— START OF Data for processing —

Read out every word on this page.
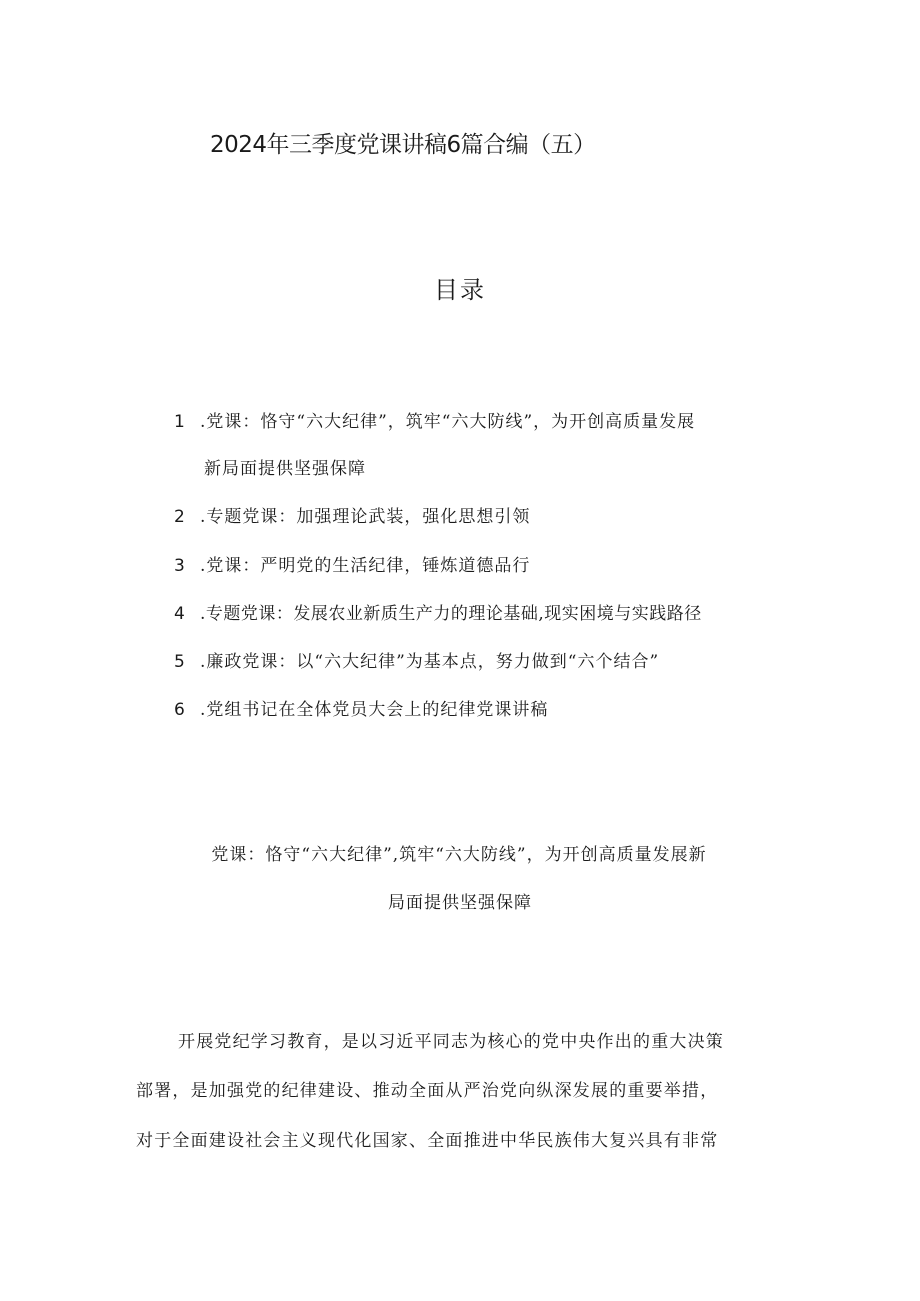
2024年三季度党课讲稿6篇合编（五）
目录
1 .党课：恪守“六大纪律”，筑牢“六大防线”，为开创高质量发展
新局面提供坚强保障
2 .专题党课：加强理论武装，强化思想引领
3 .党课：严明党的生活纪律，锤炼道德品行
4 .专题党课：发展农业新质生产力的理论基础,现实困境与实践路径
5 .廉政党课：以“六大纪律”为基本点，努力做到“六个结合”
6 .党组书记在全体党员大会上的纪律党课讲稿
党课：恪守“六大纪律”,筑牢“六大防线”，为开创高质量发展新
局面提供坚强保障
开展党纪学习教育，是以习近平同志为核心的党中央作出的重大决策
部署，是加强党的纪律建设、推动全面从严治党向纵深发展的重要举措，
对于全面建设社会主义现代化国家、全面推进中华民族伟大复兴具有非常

— END OF Data for processing —

What you are asked to do: Find all lines where the word "六大纪律" appears. Copy them.

Exercise solution:
1 .党课：恪守“六大纪律”，筑牢“六大防线”，为开创高质量发展
5 .廉政党课：以“六大纪律”为基本点，努力做到“六个结合”
党课：恪守“六大纪律”,筑牢“六大防线”，为开创高质量发展新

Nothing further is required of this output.